• Record excerpts:
┌──

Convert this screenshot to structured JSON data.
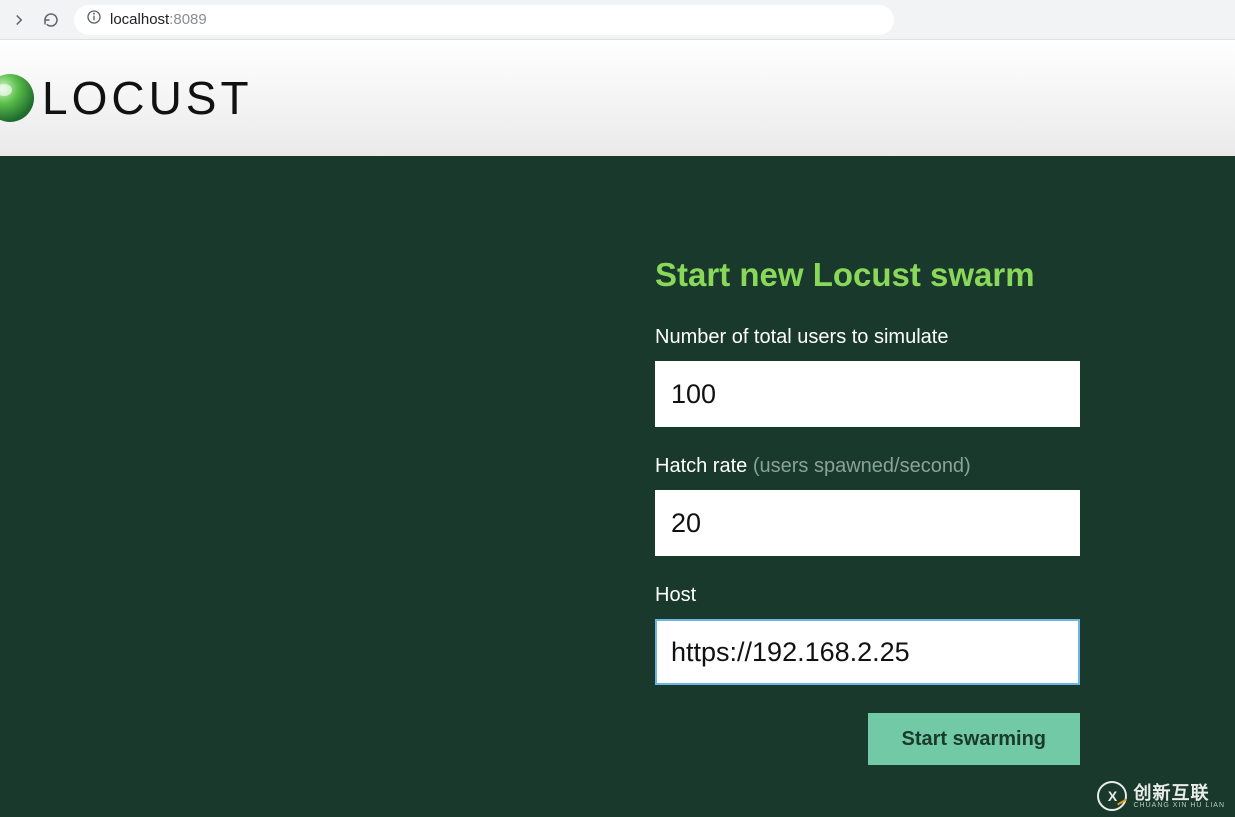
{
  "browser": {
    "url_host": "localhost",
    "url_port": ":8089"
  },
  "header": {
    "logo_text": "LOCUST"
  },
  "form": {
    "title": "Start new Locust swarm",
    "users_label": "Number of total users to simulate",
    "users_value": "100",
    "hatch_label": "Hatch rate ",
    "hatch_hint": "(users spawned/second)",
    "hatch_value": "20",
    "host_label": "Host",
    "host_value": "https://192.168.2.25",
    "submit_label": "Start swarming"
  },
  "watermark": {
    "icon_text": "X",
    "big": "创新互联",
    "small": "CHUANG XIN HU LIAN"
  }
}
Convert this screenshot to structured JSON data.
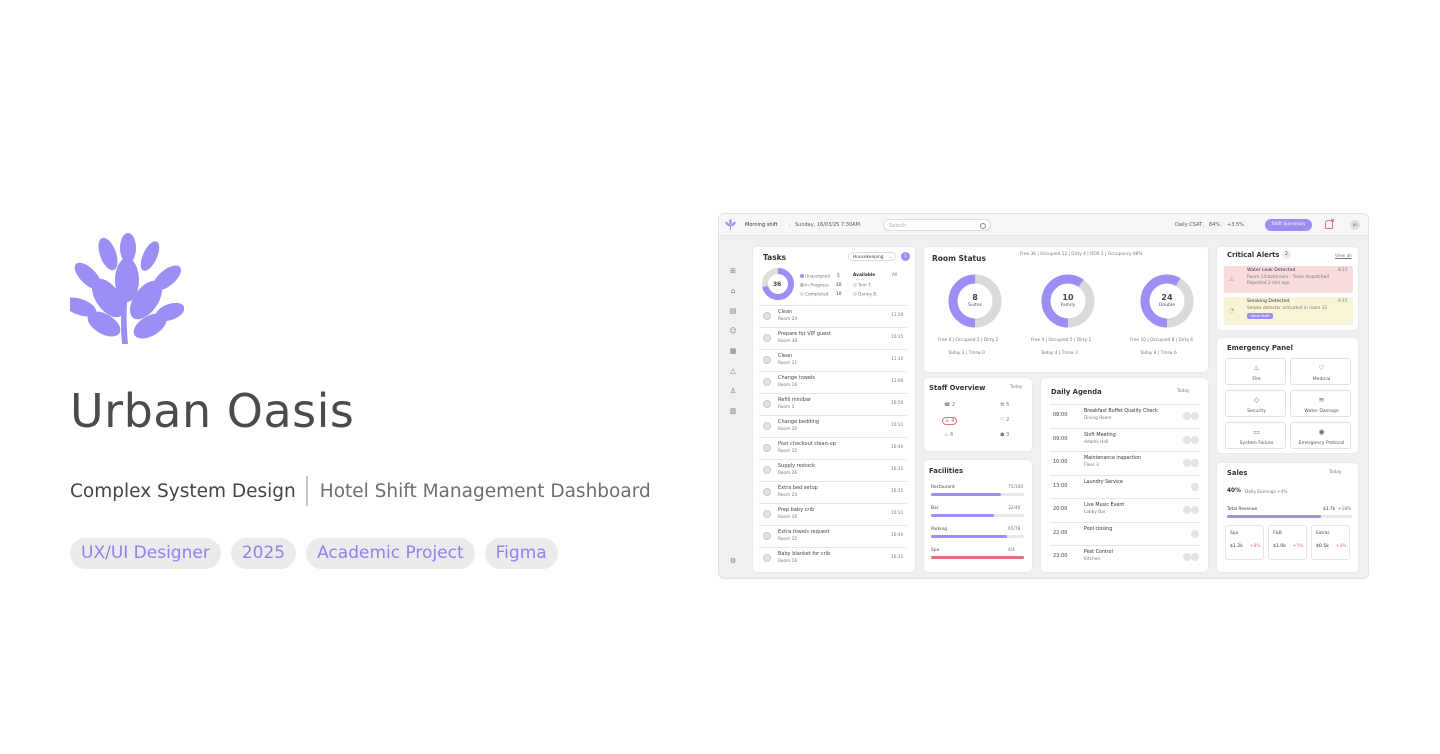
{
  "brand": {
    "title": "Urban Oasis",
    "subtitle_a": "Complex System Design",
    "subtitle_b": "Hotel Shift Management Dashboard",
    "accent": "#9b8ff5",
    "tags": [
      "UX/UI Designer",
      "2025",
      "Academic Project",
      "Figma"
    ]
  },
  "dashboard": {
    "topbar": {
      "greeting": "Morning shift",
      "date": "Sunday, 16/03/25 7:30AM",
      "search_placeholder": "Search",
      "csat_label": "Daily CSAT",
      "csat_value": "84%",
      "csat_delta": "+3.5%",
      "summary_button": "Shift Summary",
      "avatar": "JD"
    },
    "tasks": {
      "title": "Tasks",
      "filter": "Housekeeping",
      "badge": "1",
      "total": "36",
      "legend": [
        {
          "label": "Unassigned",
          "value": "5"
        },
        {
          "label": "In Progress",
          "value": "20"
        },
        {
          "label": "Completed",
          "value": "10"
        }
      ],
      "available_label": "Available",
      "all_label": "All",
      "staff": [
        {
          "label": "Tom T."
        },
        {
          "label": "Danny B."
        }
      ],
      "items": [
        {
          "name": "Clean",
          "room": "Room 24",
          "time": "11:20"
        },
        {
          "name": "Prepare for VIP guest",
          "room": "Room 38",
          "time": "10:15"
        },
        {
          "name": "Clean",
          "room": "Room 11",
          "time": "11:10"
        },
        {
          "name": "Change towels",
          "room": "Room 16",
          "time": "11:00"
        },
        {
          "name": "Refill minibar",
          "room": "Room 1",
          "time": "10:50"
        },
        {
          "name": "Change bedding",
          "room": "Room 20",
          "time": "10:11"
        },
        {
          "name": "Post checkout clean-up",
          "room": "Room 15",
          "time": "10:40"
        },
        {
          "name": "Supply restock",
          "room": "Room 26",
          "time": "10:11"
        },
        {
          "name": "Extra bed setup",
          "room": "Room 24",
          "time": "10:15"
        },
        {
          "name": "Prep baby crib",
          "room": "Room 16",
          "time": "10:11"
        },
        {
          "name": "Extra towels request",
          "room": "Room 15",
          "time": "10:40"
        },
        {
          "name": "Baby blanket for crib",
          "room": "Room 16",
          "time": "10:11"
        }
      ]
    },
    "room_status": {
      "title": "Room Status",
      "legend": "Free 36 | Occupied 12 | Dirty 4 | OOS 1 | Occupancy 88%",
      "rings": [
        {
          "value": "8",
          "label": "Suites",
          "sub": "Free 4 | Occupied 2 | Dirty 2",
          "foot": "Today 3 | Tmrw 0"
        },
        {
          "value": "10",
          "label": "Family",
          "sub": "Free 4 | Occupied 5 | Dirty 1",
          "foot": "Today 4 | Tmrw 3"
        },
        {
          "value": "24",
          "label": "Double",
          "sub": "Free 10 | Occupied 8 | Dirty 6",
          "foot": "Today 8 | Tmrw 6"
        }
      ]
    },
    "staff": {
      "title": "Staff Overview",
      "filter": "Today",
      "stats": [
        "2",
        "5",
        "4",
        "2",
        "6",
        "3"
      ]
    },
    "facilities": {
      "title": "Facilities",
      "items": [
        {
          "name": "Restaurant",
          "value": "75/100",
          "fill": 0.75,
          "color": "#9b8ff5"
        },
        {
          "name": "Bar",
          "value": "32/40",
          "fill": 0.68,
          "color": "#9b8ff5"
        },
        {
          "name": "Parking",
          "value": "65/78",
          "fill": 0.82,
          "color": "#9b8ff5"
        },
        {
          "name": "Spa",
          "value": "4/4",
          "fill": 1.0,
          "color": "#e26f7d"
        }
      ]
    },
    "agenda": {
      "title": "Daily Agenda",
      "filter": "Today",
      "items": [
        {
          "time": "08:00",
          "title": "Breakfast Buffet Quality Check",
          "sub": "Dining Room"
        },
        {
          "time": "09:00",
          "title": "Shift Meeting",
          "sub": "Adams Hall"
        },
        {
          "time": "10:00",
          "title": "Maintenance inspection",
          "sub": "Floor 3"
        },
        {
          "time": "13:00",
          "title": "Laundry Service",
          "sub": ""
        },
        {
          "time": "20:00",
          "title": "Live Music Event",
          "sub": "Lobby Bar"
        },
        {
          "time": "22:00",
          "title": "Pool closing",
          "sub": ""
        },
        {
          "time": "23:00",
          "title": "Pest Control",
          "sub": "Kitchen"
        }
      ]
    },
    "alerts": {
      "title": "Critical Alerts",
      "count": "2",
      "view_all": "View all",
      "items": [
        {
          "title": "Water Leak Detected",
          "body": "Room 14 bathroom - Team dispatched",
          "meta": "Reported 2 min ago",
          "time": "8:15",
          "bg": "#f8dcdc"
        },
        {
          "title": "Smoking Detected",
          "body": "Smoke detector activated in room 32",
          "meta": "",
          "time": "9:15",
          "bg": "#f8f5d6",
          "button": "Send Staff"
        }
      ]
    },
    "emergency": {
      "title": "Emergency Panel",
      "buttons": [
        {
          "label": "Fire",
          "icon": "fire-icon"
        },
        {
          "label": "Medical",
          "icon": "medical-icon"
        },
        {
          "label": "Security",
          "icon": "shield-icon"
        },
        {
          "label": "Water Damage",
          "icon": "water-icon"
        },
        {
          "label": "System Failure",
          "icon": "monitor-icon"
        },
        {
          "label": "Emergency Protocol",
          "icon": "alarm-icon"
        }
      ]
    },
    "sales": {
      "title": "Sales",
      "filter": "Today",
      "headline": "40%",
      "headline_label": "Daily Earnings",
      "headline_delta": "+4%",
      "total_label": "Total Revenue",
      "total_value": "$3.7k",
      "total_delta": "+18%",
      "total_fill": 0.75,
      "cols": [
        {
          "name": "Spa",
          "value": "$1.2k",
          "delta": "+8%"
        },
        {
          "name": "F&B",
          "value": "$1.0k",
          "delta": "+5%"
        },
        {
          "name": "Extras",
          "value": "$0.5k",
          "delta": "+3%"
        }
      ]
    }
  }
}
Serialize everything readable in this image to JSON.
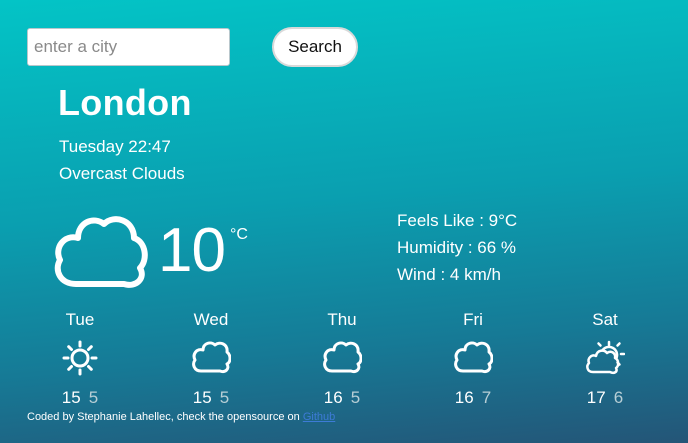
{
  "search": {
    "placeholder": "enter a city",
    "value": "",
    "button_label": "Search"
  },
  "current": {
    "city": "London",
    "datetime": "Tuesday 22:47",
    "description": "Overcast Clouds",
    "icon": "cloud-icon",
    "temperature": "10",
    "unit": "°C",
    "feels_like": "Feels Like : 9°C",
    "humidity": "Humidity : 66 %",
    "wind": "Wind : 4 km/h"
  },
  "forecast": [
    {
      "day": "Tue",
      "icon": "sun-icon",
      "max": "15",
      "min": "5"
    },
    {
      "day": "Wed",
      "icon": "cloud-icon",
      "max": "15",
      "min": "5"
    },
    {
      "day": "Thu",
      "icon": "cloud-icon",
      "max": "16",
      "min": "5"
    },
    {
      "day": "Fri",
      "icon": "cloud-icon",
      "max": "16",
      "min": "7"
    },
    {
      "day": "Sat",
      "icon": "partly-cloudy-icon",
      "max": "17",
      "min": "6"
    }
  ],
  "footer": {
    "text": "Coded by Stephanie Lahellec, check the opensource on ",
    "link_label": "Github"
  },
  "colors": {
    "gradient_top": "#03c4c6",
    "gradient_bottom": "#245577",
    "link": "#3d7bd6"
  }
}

└──

• Exercise prompt:
List each line holding the string "Free".

• Completed task:
      "legend": "Free 36 | Occupied 12 | Dirty 4 | OOS 1 | Occupancy 88%",
          "sub": "Free 4 | Occupied 2 | Dirty 2",
          "sub": "Free 4 | Occupied 5 | Dirty 1",
          "sub": "Free 10 | Occupied 8 | Dirty 6",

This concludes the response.